**What you should do**
Print each line of the listing once more, precisely as given.
— start Records provided —
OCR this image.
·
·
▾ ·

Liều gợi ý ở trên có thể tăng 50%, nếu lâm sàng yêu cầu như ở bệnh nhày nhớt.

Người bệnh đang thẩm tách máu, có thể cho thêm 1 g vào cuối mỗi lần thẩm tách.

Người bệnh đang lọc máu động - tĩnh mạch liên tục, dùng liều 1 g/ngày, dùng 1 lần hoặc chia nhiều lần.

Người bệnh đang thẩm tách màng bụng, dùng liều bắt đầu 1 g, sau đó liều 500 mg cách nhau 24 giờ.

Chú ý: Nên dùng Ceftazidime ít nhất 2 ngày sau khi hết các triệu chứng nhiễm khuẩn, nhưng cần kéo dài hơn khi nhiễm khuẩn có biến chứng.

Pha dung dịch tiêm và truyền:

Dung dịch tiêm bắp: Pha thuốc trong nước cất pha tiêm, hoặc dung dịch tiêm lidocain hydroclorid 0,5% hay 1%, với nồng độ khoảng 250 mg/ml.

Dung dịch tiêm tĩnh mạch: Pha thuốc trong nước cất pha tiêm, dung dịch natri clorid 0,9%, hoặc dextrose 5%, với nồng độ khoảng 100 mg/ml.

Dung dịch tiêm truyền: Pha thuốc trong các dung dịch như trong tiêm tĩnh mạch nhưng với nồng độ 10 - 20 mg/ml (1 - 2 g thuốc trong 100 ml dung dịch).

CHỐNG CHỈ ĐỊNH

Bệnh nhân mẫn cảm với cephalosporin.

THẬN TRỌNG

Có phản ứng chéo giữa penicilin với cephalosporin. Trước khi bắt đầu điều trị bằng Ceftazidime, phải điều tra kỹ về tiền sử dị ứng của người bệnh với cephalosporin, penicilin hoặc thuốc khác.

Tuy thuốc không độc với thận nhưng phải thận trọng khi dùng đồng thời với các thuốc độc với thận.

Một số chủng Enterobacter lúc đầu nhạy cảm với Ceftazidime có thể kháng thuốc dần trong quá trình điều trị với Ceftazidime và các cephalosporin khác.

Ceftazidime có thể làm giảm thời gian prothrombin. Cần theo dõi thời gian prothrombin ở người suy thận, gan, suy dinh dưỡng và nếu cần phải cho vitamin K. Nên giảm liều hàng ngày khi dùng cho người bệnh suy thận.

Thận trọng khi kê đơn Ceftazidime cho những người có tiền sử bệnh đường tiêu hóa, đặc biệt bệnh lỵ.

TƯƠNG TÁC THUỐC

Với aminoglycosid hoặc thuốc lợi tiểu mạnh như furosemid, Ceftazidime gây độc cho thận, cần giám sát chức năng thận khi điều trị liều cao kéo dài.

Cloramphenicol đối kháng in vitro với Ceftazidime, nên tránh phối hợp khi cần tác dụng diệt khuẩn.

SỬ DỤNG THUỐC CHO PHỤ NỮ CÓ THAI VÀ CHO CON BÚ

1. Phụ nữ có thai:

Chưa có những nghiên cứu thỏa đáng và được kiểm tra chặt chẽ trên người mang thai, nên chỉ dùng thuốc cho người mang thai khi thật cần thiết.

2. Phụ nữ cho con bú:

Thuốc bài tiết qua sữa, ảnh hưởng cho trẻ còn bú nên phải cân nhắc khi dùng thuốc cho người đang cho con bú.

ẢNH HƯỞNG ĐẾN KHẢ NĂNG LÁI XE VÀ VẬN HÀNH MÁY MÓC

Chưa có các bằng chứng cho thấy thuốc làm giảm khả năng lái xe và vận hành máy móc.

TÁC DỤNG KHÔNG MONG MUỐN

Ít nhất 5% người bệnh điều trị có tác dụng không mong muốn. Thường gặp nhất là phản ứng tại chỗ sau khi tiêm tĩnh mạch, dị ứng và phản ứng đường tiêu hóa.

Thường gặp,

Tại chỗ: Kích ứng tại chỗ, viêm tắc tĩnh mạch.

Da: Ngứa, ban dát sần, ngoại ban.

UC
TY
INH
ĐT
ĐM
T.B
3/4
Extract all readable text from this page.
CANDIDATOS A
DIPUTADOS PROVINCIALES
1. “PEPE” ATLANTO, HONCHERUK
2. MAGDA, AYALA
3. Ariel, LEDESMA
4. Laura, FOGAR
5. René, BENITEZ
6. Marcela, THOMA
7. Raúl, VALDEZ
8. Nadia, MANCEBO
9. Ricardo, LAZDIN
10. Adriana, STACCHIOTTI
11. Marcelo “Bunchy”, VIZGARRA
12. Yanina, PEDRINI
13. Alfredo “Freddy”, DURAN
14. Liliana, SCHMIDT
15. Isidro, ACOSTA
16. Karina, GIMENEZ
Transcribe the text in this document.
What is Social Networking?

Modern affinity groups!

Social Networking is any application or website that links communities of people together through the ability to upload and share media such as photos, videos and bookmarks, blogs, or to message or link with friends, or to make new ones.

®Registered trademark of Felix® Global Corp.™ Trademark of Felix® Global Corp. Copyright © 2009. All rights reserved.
— end Records provided —
**Solution**
OCR this image.
·
·
▾ ·

Liều gợi ý ở trên có thể tăng 50%, nếu lâm sàng yêu cầu như ở bệnh nhày nhớt.

Người bệnh đang thẩm tách máu, có thể cho thêm 1 g vào cuối mỗi lần thẩm tách.

Người bệnh đang lọc máu động - tĩnh mạch liên tục, dùng liều 1 g/ngày, dùng 1 lần hoặc chia nhiều lần.

Người bệnh đang thẩm tách màng bụng, dùng liều bắt đầu 1 g, sau đó liều 500 mg cách nhau 24 giờ.

Chú ý: Nên dùng Ceftazidime ít nhất 2 ngày sau khi hết các triệu chứng nhiễm khuẩn, nhưng cần kéo dài hơn khi nhiễm khuẩn có biến chứng.

Pha dung dịch tiêm và truyền:

Dung dịch tiêm bắp: Pha thuốc trong nước cất pha tiêm, hoặc dung dịch tiêm lidocain hydroclorid 0,5% hay 1%, với nồng độ khoảng 250 mg/ml.

Dung dịch tiêm tĩnh mạch: Pha thuốc trong nước cất pha tiêm, dung dịch natri clorid 0,9%, hoặc dextrose 5%, với nồng độ khoảng 100 mg/ml.

Dung dịch tiêm truyền: Pha thuốc trong các dung dịch như trong tiêm tĩnh mạch nhưng với nồng độ 10 - 20 mg/ml (1 - 2 g thuốc trong 100 ml dung dịch).

CHỐNG CHỈ ĐỊNH

Bệnh nhân mẫn cảm với cephalosporin.

THẬN TRỌNG

Có phản ứng chéo giữa penicilin với cephalosporin. Trước khi bắt đầu điều trị bằng Ceftazidime, phải điều tra kỹ về tiền sử dị ứng của người bệnh với cephalosporin, penicilin hoặc thuốc khác.

Tuy thuốc không độc với thận nhưng phải thận trọng khi dùng đồng thời với các thuốc độc với thận.

Một số chủng Enterobacter lúc đầu nhạy cảm với Ceftazidime có thể kháng thuốc dần trong quá trình điều trị với Ceftazidime và các cephalosporin khác.

Ceftazidime có thể làm giảm thời gian prothrombin. Cần theo dõi thời gian prothrombin ở người suy thận, gan, suy dinh dưỡng và nếu cần phải cho vitamin K. Nên giảm liều hàng ngày khi dùng cho người bệnh suy thận.

Thận trọng khi kê đơn Ceftazidime cho những người có tiền sử bệnh đường tiêu hóa, đặc biệt bệnh lỵ.

TƯƠNG TÁC THUỐC

Với aminoglycosid hoặc thuốc lợi tiểu mạnh như furosemid, Ceftazidime gây độc cho thận, cần giám sát chức năng thận khi điều trị liều cao kéo dài.

Cloramphenicol đối kháng in vitro với Ceftazidime, nên tránh phối hợp khi cần tác dụng diệt khuẩn.

SỬ DỤNG THUỐC CHO PHỤ NỮ CÓ THAI VÀ CHO CON BÚ

1. Phụ nữ có thai:

Chưa có những nghiên cứu thỏa đáng và được kiểm tra chặt chẽ trên người mang thai, nên chỉ dùng thuốc cho người mang thai khi thật cần thiết.

2. Phụ nữ cho con bú:

Thuốc bài tiết qua sữa, ảnh hưởng cho trẻ còn bú nên phải cân nhắc khi dùng thuốc cho người đang cho con bú.

ẢNH HƯỞNG ĐẾN KHẢ NĂNG LÁI XE VÀ VẬN HÀNH MÁY MÓC

Chưa có các bằng chứng cho thấy thuốc làm giảm khả năng lái xe và vận hành máy móc.

TÁC DỤNG KHÔNG MONG MUỐN

Ít nhất 5% người bệnh điều trị có tác dụng không mong muốn. Thường gặp nhất là phản ứng tại chỗ sau khi tiêm tĩnh mạch, dị ứng và phản ứng đường tiêu hóa.

Thường gặp,

Tại chỗ: Kích ứng tại chỗ, viêm tắc tĩnh mạch.

Da: Ngứa, ban dát sần, ngoại ban.

UC
TY
INH
ĐT
ĐM
T.B
3/4
Extract all readable text from this page.
CANDIDATOS A
DIPUTADOS PROVINCIALES
1. “PEPE” ATLANTO, HONCHERUK
2. MAGDA, AYALA
3. Ariel, LEDESMA
4. Laura, FOGAR
5. René, BENITEZ
6. Marcela, THOMA
7. Raúl, VALDEZ
8. Nadia, MANCEBO
9. Ricardo, LAZDIN
10. Adriana, STACCHIOTTI
11. Marcelo “Bunchy”, VIZGARRA
12. Yanina, PEDRINI
13. Alfredo “Freddy”, DURAN
14. Liliana, SCHMIDT
15. Isidro, ACOSTA
16. Karina, GIMENEZ
Transcribe the text in this document.
What is Social Networking?

Modern affinity groups!

Social Networking is any application or website that links communities of people together through the ability to upload and share media such as photos, videos and bookmarks, blogs, or to message or link with friends, or to make new ones.

®Registered trademark of Felix® Global Corp.™ Trademark of Felix® Global Corp. Copyright © 2009. All rights reserved.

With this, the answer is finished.